Your goal - Reproduce the listing lines word for word, starting at the line containing "Output each element" and ending at the line containing "- title-bar: 628449510426.pdf", with both of those lines included.

Material to process -
────────────────────────────────────────

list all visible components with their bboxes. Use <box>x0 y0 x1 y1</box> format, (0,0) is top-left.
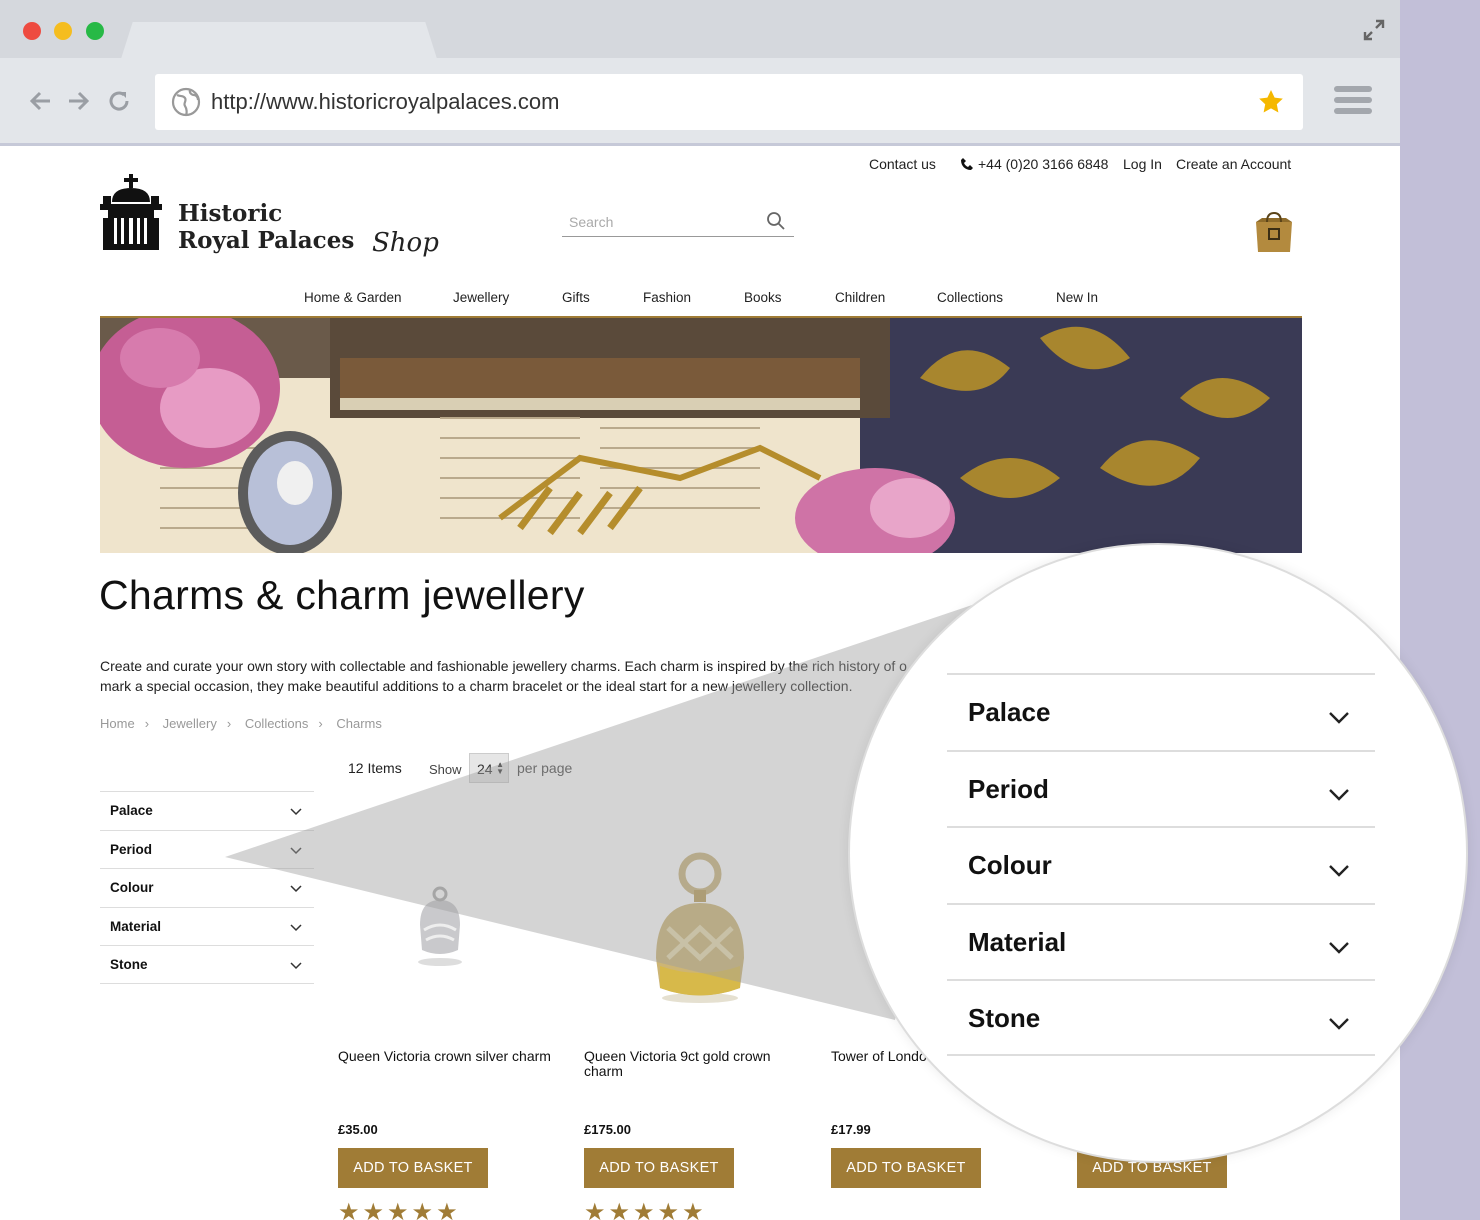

────────────────────────────────────────

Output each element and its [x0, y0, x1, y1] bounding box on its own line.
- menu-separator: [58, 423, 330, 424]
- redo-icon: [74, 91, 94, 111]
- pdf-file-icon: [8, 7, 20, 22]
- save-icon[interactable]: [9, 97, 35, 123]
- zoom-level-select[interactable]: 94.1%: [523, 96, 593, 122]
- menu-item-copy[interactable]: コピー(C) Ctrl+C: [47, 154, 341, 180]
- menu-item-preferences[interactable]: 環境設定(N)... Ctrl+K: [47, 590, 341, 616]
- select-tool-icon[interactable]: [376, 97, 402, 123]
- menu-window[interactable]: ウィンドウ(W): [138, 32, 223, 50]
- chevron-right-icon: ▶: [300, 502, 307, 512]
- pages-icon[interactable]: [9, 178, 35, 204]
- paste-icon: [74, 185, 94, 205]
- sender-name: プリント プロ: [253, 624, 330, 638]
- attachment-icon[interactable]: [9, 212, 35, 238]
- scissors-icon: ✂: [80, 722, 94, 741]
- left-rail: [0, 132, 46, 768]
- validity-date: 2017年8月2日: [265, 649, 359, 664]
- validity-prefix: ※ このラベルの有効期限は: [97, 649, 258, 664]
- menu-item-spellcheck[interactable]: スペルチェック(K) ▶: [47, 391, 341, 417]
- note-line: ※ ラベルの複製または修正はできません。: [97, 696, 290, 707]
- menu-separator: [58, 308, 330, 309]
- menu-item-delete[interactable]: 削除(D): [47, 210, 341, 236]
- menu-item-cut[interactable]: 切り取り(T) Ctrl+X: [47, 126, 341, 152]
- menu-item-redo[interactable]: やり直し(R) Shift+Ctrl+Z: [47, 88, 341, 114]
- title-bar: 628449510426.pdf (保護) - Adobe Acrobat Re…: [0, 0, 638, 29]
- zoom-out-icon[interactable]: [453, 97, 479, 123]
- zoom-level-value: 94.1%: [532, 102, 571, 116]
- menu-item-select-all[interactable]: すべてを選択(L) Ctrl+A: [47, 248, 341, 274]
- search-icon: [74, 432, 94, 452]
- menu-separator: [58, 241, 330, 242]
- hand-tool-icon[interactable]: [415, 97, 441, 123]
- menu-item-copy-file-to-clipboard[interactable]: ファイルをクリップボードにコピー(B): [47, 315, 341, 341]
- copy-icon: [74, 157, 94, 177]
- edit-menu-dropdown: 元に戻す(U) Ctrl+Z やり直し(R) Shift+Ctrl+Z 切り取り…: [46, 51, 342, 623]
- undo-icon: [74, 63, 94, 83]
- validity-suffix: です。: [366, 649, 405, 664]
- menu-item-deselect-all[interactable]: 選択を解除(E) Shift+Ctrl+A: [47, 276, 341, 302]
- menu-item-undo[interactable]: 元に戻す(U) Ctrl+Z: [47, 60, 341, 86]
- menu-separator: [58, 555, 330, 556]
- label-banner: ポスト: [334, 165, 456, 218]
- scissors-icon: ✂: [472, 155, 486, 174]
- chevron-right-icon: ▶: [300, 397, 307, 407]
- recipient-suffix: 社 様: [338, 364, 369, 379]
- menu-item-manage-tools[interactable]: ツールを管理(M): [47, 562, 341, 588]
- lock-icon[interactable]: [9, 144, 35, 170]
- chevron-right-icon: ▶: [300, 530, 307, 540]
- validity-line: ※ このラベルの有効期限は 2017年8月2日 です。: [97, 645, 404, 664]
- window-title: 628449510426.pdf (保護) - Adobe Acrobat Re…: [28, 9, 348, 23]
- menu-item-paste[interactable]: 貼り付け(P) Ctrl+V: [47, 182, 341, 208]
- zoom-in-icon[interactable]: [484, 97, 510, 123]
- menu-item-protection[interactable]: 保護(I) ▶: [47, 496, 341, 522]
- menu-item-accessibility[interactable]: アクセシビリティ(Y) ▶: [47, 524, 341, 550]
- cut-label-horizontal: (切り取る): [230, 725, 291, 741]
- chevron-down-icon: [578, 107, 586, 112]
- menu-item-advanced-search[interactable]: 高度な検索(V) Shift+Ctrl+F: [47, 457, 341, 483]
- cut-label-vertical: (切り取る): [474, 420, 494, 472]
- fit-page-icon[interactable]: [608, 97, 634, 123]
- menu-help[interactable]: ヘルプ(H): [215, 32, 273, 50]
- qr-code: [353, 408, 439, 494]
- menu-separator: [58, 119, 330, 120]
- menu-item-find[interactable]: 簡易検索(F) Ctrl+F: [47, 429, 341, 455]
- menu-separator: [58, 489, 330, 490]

────────────────────────────────────────

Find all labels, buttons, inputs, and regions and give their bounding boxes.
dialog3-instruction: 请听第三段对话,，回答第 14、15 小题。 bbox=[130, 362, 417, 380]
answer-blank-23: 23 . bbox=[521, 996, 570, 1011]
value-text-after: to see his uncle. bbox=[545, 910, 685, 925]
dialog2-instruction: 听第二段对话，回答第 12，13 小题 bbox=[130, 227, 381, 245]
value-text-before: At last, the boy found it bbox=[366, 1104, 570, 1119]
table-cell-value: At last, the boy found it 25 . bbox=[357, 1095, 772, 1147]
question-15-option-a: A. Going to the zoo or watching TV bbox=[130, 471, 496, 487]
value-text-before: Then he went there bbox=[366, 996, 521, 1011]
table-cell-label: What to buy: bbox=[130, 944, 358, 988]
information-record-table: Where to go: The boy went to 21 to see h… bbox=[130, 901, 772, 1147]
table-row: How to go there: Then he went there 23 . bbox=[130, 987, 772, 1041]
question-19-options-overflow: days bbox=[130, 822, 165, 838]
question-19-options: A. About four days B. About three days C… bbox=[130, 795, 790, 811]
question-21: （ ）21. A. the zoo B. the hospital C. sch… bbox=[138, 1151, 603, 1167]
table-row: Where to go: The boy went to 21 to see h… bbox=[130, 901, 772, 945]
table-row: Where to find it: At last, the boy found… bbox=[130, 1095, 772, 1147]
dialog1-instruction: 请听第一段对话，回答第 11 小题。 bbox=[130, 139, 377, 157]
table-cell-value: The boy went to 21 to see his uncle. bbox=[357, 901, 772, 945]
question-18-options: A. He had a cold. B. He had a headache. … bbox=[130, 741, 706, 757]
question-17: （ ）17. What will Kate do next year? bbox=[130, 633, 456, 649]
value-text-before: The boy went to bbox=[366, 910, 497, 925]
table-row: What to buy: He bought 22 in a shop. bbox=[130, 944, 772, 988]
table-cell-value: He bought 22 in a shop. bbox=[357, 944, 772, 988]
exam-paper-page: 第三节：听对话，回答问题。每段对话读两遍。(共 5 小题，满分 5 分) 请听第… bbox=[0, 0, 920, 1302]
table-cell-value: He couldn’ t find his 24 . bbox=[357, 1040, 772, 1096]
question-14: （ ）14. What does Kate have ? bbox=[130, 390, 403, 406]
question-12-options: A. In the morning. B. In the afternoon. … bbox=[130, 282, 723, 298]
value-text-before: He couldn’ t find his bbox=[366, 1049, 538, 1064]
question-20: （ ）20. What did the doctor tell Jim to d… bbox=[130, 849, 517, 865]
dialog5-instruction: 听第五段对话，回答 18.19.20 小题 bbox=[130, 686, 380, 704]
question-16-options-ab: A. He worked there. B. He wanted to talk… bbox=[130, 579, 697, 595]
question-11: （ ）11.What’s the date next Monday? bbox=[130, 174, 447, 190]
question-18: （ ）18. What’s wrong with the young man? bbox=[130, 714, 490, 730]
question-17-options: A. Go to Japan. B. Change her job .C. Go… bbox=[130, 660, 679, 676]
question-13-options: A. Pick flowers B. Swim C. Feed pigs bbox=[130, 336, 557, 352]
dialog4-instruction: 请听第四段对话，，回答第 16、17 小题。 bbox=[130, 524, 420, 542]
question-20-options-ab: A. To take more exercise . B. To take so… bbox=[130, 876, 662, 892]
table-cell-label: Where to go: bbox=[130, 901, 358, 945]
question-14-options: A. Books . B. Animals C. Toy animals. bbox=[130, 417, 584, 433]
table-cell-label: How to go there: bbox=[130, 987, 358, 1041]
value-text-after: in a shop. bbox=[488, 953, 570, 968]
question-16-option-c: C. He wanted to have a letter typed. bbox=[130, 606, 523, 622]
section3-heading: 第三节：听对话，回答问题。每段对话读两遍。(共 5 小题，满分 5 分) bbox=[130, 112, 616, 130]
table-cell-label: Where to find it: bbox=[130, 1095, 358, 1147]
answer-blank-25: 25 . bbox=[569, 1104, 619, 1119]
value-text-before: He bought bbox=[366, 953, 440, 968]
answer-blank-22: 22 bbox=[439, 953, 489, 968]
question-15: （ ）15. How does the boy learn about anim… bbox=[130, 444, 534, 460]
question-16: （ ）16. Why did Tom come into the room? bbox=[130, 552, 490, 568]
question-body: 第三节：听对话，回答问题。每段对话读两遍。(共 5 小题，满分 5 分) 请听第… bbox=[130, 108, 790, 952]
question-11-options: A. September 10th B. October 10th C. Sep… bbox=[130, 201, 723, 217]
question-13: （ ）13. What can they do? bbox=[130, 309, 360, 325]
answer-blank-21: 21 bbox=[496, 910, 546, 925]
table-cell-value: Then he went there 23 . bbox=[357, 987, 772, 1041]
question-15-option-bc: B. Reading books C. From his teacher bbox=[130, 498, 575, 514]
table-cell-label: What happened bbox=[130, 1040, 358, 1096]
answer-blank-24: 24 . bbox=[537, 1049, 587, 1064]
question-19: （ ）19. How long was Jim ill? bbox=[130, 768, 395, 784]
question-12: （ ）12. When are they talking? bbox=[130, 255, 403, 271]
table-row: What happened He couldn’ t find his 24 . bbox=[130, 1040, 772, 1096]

────────────────────────────────────────

Task solution -
Output each element and its [x0, y0, x1, y1] bounding box on its own line.
- menu-separator: [58, 423, 330, 424]
- redo-icon: [74, 91, 94, 111]
- pdf-file-icon: [8, 7, 20, 22]
- save-icon[interactable]: [9, 97, 35, 123]
- zoom-level-select[interactable]: 94.1%: [523, 96, 593, 122]
- menu-item-copy[interactable]: コピー(C) Ctrl+C: [47, 154, 341, 180]
- menu-item-preferences[interactable]: 環境設定(N)... Ctrl+K: [47, 590, 341, 616]
- select-tool-icon[interactable]: [376, 97, 402, 123]
- menu-window[interactable]: ウィンドウ(W): [138, 32, 223, 50]
- chevron-right-icon: ▶: [300, 502, 307, 512]
- pages-icon[interactable]: [9, 178, 35, 204]
- paste-icon: [74, 185, 94, 205]
- sender-name: プリント プロ: [253, 624, 330, 638]
- attachment-icon[interactable]: [9, 212, 35, 238]
- scissors-icon: ✂: [80, 722, 94, 741]
- left-rail: [0, 132, 46, 768]
- validity-date: 2017年8月2日: [265, 649, 359, 664]
- validity-prefix: ※ このラベルの有効期限は: [97, 649, 258, 664]
- menu-item-spellcheck[interactable]: スペルチェック(K) ▶: [47, 391, 341, 417]
- note-line: ※ ラベルの複製または修正はできません。: [97, 696, 290, 707]
- menu-separator: [58, 308, 330, 309]
- menu-item-delete[interactable]: 削除(D): [47, 210, 341, 236]
- menu-item-cut[interactable]: 切り取り(T) Ctrl+X: [47, 126, 341, 152]
- menu-item-redo[interactable]: やり直し(R) Shift+Ctrl+Z: [47, 88, 341, 114]
- title-bar: 628449510426.pdf (保護) - Adobe Acrobat Re…: [0, 0, 638, 29]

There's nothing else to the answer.